### Dataset records ###

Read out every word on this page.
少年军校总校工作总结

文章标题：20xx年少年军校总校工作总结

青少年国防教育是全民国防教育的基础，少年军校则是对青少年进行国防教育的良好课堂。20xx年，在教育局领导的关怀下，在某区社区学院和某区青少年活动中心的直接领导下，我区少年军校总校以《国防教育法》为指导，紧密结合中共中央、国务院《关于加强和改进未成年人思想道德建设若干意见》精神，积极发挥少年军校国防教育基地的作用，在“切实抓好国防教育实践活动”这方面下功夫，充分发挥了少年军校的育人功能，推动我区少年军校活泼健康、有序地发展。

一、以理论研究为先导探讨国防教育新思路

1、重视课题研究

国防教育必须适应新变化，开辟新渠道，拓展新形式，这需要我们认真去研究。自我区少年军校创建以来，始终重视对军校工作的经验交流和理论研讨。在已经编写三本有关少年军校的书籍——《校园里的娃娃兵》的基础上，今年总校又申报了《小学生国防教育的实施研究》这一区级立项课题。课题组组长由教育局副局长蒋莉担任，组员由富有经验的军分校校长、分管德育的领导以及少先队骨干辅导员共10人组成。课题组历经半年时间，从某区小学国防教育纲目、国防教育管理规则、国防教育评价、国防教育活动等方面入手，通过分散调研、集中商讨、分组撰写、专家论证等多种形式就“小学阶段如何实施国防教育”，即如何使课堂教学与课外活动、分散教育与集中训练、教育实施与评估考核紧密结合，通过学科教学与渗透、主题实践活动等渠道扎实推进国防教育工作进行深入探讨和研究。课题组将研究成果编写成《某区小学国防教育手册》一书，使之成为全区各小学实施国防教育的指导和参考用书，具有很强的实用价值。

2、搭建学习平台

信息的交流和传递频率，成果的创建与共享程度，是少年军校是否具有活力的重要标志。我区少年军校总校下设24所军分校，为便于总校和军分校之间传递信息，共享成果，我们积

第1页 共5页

###

Directions for this task — Would you reproduce all the entries exactly?

Result of the task —
Read out every word on this page.
少年军校总校工作总结

文章标题：20xx年少年军校总校工作总结

青少年国防教育是全民国防教育的基础，少年军校则是对青少年进行国防教育的良好课堂。20xx年，在教育局领导的关怀下，在某区社区学院和某区青少年活动中心的直接领导下，我区少年军校总校以《国防教育法》为指导，紧密结合中共中央、国务院《关于加强和改进未成年人思想道德建设若干意见》精神，积极发挥少年军校国防教育基地的作用，在“切实抓好国防教育实践活动”这方面下功夫，充分发挥了少年军校的育人功能，推动我区少年军校活泼健康、有序地发展。

一、以理论研究为先导探讨国防教育新思路

1、重视课题研究

国防教育必须适应新变化，开辟新渠道，拓展新形式，这需要我们认真去研究。自我区少年军校创建以来，始终重视对军校工作的经验交流和理论研讨。在已经编写三本有关少年军校的书籍——《校园里的娃娃兵》的基础上，今年总校又申报了《小学生国防教育的实施研究》这一区级立项课题。课题组组长由教育局副局长蒋莉担任，组员由富有经验的军分校校长、分管德育的领导以及少先队骨干辅导员共10人组成。课题组历经半年时间，从某区小学国防教育纲目、国防教育管理规则、国防教育评价、国防教育活动等方面入手，通过分散调研、集中商讨、分组撰写、专家论证等多种形式就“小学阶段如何实施国防教育”，即如何使课堂教学与课外活动、分散教育与集中训练、教育实施与评估考核紧密结合，通过学科教学与渗透、主题实践活动等渠道扎实推进国防教育工作进行深入探讨和研究。课题组将研究成果编写成《某区小学国防教育手册》一书，使之成为全区各小学实施国防教育的指导和参考用书，具有很强的实用价值。

2、搭建学习平台

信息的交流和传递频率，成果的创建与共享程度，是少年军校是否具有活力的重要标志。我区少年军校总校下设24所军分校，为便于总校和军分校之间传递信息，共享成果，我们积

第1页 共5页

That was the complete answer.